DIRECTIONS FOR THIS TASK -
Copy out every line of the records below without changing anything, leaving out the pictures.

SUPPLIED RECORDS -
···

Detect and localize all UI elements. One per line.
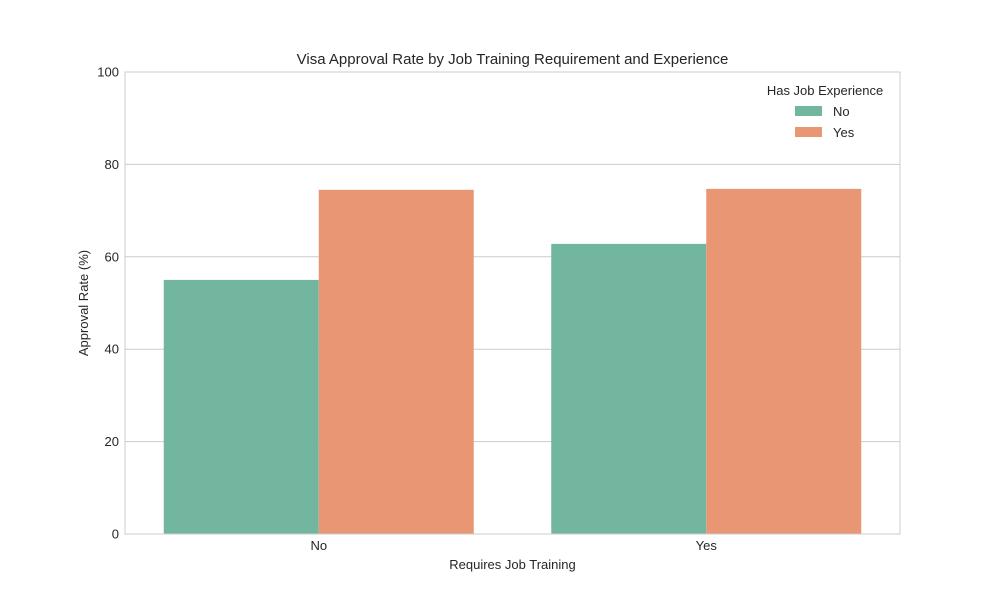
bars	[163, 188, 862, 535]
chart-title: Visa Approval Rate by Job Training Requi…	[297, 51, 729, 68]
legend: Has Job Experience No Yes	[767, 83, 883, 140]
y-tick-label: 80	[105, 157, 119, 172]
bar-yes-yes	[706, 188, 862, 535]
legend-swatch-no	[795, 106, 822, 116]
y-tick-label: 60	[105, 249, 119, 264]
bar-yes-no	[551, 243, 707, 534]
bar-no-no	[163, 279, 319, 534]
y-tick-label: 100	[97, 65, 119, 80]
x-tick-label: Yes	[696, 538, 718, 553]
x-tick-label: No	[310, 538, 327, 553]
legend-swatch-yes	[795, 127, 822, 137]
y-tick-label: 0	[112, 527, 119, 542]
x-axis-label: Requires Job Training	[449, 557, 575, 572]
bar-no-yes	[318, 189, 474, 534]
legend-label-yes: Yes	[833, 125, 855, 140]
plot-frame	[124, 71, 901, 535]
y-axis-label: Approval Rate (%)	[76, 250, 91, 356]
legend-label-no: No	[833, 104, 850, 119]
y-tick-label: 40	[105, 342, 119, 357]
y-tick-label: 20	[105, 434, 119, 449]
x-tick-labels: No Yes	[310, 538, 717, 553]
y-tick-labels: 0 20 40 60 80 100	[97, 65, 119, 542]
legend-title: Has Job Experience	[767, 83, 883, 98]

···

FULL OUTPUT -
Detect and localize all UI elements. One per line.
bars	[163, 188, 862, 535]
chart-title: Visa Approval Rate by Job Training Requi…	[297, 51, 729, 68]
legend: Has Job Experience No Yes	[767, 83, 883, 140]
y-tick-label: 80	[105, 157, 119, 172]
bar-yes-yes	[706, 188, 862, 535]
legend-swatch-no	[795, 106, 822, 116]
y-tick-label: 60	[105, 249, 119, 264]
bar-yes-no	[551, 243, 707, 534]
bar-no-no	[163, 279, 319, 534]
y-tick-label: 100	[97, 65, 119, 80]
x-tick-label: Yes	[696, 538, 718, 553]
x-tick-label: No	[310, 538, 327, 553]
legend-swatch-yes	[795, 127, 822, 137]
y-tick-label: 0	[112, 527, 119, 542]
x-axis-label: Requires Job Training	[449, 557, 575, 572]
bar-no-yes	[318, 189, 474, 534]
legend-label-yes: Yes	[833, 125, 855, 140]
plot-frame	[124, 71, 901, 535]
y-axis-label: Approval Rate (%)	[76, 250, 91, 356]
legend-label-no: No	[833, 104, 850, 119]
y-tick-label: 40	[105, 342, 119, 357]
y-tick-label: 20	[105, 434, 119, 449]
x-tick-labels: No Yes	[310, 538, 717, 553]
y-tick-labels: 0 20 40 60 80 100	[97, 65, 119, 542]
legend-title: Has Job Experience	[767, 83, 883, 98]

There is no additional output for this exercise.